→ **EXERCISE PROMPT**: Identify the lines holding "title" and copy them.
--- begin SUPPLIED RECORDS ---
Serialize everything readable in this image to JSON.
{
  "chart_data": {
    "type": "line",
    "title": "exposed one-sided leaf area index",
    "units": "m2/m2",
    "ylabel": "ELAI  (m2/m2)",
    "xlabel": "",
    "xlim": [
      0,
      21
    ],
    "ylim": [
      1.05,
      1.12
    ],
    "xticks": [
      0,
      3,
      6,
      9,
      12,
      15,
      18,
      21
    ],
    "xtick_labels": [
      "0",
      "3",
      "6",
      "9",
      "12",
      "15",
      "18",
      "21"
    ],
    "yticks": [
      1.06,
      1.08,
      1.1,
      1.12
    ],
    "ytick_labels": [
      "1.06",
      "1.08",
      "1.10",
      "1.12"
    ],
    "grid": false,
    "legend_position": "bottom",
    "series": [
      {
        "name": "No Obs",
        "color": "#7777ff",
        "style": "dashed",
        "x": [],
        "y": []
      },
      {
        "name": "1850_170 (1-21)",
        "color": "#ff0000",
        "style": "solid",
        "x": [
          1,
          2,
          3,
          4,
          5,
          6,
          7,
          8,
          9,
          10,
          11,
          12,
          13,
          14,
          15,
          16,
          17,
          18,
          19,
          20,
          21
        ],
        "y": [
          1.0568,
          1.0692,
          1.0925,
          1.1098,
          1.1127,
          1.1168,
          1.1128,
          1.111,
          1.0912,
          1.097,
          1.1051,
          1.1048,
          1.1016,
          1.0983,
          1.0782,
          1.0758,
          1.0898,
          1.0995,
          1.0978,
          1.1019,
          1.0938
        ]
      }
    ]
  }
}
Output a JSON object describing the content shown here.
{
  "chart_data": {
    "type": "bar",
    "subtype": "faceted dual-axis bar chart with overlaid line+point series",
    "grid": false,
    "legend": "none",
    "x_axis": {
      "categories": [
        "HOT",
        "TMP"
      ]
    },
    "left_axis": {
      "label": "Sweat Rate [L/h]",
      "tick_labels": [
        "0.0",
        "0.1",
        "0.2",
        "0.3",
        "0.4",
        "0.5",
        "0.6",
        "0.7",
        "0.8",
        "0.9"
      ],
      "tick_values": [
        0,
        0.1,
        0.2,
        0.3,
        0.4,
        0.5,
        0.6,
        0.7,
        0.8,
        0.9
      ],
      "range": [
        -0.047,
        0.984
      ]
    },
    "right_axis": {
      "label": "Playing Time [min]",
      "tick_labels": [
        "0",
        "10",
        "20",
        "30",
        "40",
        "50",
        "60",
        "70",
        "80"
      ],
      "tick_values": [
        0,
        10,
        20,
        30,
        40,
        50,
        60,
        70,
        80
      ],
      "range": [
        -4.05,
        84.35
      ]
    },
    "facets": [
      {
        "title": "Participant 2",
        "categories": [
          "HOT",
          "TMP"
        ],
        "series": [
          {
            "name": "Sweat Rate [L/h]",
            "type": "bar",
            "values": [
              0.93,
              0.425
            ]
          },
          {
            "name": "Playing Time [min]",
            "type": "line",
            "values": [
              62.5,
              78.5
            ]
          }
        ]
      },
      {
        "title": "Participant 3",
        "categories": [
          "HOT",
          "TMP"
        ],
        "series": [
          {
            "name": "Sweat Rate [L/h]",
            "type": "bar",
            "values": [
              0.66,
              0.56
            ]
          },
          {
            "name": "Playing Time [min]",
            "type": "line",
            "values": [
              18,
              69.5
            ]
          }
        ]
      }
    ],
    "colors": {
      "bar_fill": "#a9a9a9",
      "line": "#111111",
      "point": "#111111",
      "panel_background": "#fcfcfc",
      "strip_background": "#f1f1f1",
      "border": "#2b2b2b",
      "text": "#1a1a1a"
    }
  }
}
--- end SUPPLIED RECORDS ---
→ **OUTPUT OF THE EXERCISE**:
    "title": "exposed one-sided leaf area index",
        "title": "Participant 2",
        "title": "Participant 3",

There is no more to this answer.